# Given problem
Exactly as written, transcribe the lines that run from the one containing "Output the text content of this document." to the end of the records below.

Dataset entries
/---

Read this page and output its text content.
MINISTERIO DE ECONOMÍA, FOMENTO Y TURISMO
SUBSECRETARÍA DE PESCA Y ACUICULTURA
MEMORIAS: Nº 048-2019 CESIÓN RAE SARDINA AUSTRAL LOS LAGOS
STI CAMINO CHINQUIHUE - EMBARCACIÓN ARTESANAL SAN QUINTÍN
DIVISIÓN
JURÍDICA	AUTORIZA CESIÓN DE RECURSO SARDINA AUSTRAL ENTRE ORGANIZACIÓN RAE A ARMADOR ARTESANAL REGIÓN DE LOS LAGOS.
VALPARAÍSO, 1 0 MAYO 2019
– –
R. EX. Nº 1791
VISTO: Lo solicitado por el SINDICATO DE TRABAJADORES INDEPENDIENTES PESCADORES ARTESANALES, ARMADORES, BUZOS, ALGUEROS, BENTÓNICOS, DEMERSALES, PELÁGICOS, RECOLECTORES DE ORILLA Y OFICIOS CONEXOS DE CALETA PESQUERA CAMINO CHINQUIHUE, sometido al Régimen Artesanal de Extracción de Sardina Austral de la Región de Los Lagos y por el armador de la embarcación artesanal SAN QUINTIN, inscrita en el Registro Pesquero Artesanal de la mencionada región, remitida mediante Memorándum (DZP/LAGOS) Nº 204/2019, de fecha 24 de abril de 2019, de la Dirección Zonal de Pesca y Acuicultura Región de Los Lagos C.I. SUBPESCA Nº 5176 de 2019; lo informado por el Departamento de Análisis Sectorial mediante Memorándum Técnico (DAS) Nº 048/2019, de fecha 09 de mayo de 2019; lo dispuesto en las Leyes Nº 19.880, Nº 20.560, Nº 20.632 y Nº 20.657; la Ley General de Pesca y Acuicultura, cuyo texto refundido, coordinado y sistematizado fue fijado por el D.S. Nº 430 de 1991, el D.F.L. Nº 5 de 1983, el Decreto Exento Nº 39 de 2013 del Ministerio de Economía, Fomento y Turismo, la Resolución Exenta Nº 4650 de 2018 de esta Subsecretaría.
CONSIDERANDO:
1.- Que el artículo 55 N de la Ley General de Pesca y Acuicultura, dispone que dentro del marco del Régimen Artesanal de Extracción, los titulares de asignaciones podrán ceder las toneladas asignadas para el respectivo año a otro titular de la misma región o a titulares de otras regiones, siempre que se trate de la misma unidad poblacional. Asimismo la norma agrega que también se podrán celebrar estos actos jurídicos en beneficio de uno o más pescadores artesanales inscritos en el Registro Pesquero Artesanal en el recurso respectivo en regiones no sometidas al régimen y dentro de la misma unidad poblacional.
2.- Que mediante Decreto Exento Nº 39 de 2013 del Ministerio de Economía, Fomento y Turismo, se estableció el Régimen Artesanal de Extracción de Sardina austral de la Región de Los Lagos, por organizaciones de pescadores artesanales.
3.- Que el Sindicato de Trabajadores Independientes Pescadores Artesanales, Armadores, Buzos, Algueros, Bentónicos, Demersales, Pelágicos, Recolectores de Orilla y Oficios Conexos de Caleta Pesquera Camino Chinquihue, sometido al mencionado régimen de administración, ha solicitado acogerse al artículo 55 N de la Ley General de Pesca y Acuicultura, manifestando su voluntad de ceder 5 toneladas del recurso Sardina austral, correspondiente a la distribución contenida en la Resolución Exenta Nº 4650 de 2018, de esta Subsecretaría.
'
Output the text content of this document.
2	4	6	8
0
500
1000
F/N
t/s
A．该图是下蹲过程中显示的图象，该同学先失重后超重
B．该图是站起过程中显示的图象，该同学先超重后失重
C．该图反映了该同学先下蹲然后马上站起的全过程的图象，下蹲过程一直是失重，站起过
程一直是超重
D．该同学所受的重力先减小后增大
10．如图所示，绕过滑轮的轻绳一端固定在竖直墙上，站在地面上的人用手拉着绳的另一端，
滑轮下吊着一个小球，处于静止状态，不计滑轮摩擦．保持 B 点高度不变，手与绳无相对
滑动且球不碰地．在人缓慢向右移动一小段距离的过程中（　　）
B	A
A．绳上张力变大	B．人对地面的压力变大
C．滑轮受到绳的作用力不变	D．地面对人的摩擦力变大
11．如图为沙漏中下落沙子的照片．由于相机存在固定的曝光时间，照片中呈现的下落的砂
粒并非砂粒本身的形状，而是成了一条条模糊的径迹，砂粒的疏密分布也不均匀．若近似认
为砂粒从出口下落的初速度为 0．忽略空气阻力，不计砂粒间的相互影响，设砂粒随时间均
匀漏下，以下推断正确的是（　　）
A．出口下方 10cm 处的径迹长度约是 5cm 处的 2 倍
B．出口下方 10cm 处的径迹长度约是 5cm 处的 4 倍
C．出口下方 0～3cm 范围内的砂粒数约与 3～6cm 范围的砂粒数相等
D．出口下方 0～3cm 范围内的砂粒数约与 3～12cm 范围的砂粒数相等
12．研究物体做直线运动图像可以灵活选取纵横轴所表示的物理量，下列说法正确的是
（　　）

\---

# The output
Output the text content of this document.
2	4	6	8
0
500
1000
F/N
t/s
A．该图是下蹲过程中显示的图象，该同学先失重后超重
B．该图是站起过程中显示的图象，该同学先超重后失重
C．该图反映了该同学先下蹲然后马上站起的全过程的图象，下蹲过程一直是失重，站起过
程一直是超重
D．该同学所受的重力先减小后增大
10．如图所示，绕过滑轮的轻绳一端固定在竖直墙上，站在地面上的人用手拉着绳的另一端，
滑轮下吊着一个小球，处于静止状态，不计滑轮摩擦．保持 B 点高度不变，手与绳无相对
滑动且球不碰地．在人缓慢向右移动一小段距离的过程中（　　）
B	A
A．绳上张力变大	B．人对地面的压力变大
C．滑轮受到绳的作用力不变	D．地面对人的摩擦力变大
11．如图为沙漏中下落沙子的照片．由于相机存在固定的曝光时间，照片中呈现的下落的砂
粒并非砂粒本身的形状，而是成了一条条模糊的径迹，砂粒的疏密分布也不均匀．若近似认
为砂粒从出口下落的初速度为 0．忽略空气阻力，不计砂粒间的相互影响，设砂粒随时间均
匀漏下，以下推断正确的是（　　）
A．出口下方 10cm 处的径迹长度约是 5cm 处的 2 倍
B．出口下方 10cm 处的径迹长度约是 5cm 处的 4 倍
C．出口下方 0～3cm 范围内的砂粒数约与 3～6cm 范围的砂粒数相等
D．出口下方 0～3cm 范围内的砂粒数约与 3～12cm 范围的砂粒数相等
12．研究物体做直线运动图像可以灵活选取纵横轴所表示的物理量，下列说法正确的是
（　　）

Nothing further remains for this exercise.